- [Description of the task]
Copy out the data exactly, leaving the pictures behind.
+++ Provided data +++
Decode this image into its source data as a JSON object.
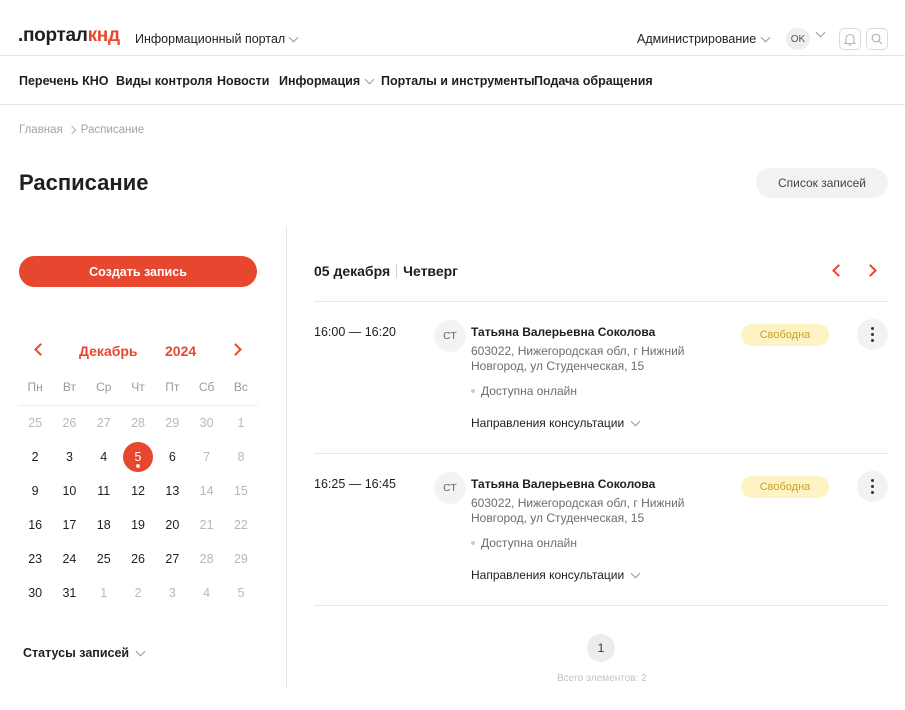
{
  "header": {
    "logo_prefix": ".портал",
    "logo_accent": "кнд",
    "portal_switch": "Информационный портал",
    "admin_menu": "Администрирование",
    "avatar_initials": "OK"
  },
  "nav": {
    "items": [
      "Перечень КНО",
      "Виды контроля",
      "Новости",
      "Информация",
      "Порталы и инструменты",
      "Подача обращения"
    ]
  },
  "breadcrumb": {
    "home": "Главная",
    "current": "Расписание"
  },
  "page": {
    "title": "Расписание",
    "list_button": "Список записей"
  },
  "sidebar": {
    "create_button": "Создать запись",
    "calendar": {
      "month": "Декабрь",
      "year": "2024",
      "weekdays": [
        "Пн",
        "Вт",
        "Ср",
        "Чт",
        "Пт",
        "Сб",
        "Вс"
      ],
      "weeks": [
        [
          "25",
          "26",
          "27",
          "28",
          "29",
          "30",
          "1"
        ],
        [
          "2",
          "3",
          "4",
          "5",
          "6",
          "7",
          "8"
        ],
        [
          "9",
          "10",
          "11",
          "12",
          "13",
          "14",
          "15"
        ],
        [
          "16",
          "17",
          "18",
          "19",
          "20",
          "21",
          "22"
        ],
        [
          "23",
          "24",
          "25",
          "26",
          "27",
          "28",
          "29"
        ],
        [
          "30",
          "31",
          "1",
          "2",
          "3",
          "4",
          "5"
        ]
      ],
      "selected_day": "5"
    },
    "statuses_label": "Статусы записей"
  },
  "schedule": {
    "date": "05 декабря",
    "weekday": "Четверг",
    "slots": [
      {
        "time": "16:00 — 16:20",
        "initials": "СТ",
        "name": "Татьяна Валерьевна Соколова",
        "address": "603022, Нижегородская обл, г Нижний Новгород, ул Студенческая, 15",
        "online": "Доступна онлайн",
        "directions": "Направления консультации",
        "status": "Свободна"
      },
      {
        "time": "16:25 — 16:45",
        "initials": "СТ",
        "name": "Татьяна Валерьевна Соколова",
        "address": "603022, Нижегородская обл, г Нижний Новгород, ул Студенческая, 15",
        "online": "Доступна онлайн",
        "directions": "Направления консультации",
        "status": "Свободна"
      }
    ],
    "pagination": {
      "current_page": "1",
      "total_text": "Всего элементов: 2"
    }
  },
  "colors": {
    "accent": "#e8472f",
    "badge_bg": "#fdf3c4",
    "badge_text": "#c9a128"
  }
}
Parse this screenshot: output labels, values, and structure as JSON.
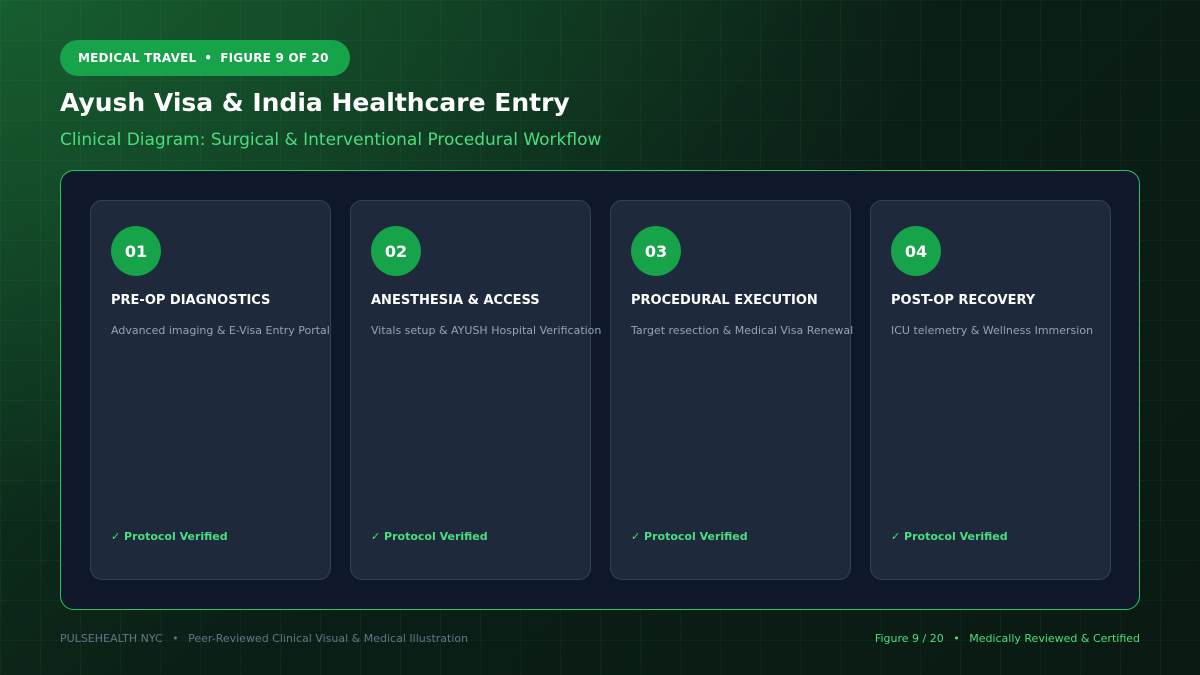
+++
- [Solution for this exercise]
Decode this image into its source data as a JSON object.
{
  "header": {
    "logo_prefix": ".портал",
    "logo_accent": "кнд",
    "portal_switch": "Информационный портал",
    "admin_menu": "Администрирование",
    "avatar_initials": "OK"
  },
  "nav": {
    "items": [
      "Перечень КНО",
      "Виды контроля",
      "Новости",
      "Информация",
      "Порталы и инструменты",
      "Подача обращения"
    ]
  },
  "breadcrumb": {
    "home": "Главная",
    "current": "Расписание"
  },
  "page": {
    "title": "Расписание",
    "list_button": "Список записей"
  },
  "sidebar": {
    "create_button": "Создать запись",
    "calendar": {
      "month": "Декабрь",
      "year": "2024",
      "weekdays": [
        "Пн",
        "Вт",
        "Ср",
        "Чт",
        "Пт",
        "Сб",
        "Вс"
      ],
      "weeks": [
        [
          "25",
          "26",
          "27",
          "28",
          "29",
          "30",
          "1"
        ],
        [
          "2",
          "3",
          "4",
          "5",
          "6",
          "7",
          "8"
        ],
        [
          "9",
          "10",
          "11",
          "12",
          "13",
          "14",
          "15"
        ],
        [
          "16",
          "17",
          "18",
          "19",
          "20",
          "21",
          "22"
        ],
        [
          "23",
          "24",
          "25",
          "26",
          "27",
          "28",
          "29"
        ],
        [
          "30",
          "31",
          "1",
          "2",
          "3",
          "4",
          "5"
        ]
      ],
      "selected_day": "5"
    },
    "statuses_label": "Статусы записей"
  },
  "schedule": {
    "date": "05 декабря",
    "weekday": "Четверг",
    "slots": [
      {
        "time": "16:00 — 16:20",
        "initials": "СТ",
        "name": "Татьяна Валерьевна Соколова",
        "address": "603022, Нижегородская обл, г Нижний Новгород, ул Студенческая, 15",
        "online": "Доступна онлайн",
        "directions": "Направления консультации",
        "status": "Свободна"
      },
      {
        "time": "16:25 — 16:45",
        "initials": "СТ",
        "name": "Татьяна Валерьевна Соколова",
        "address": "603022, Нижегородская обл, г Нижний Новгород, ул Студенческая, 15",
        "online": "Доступна онлайн",
        "directions": "Направления консультации",
        "status": "Свободна"
      }
    ],
    "pagination": {
      "current_page": "1",
      "total_text": "Всего элементов: 2"
    }
  },
  "colors": {
    "accent": "#e8472f",
    "badge_bg": "#fdf3c4",
    "badge_text": "#c9a128"
  }
}
Parse this screenshot: output labels, values, and structure as JSON.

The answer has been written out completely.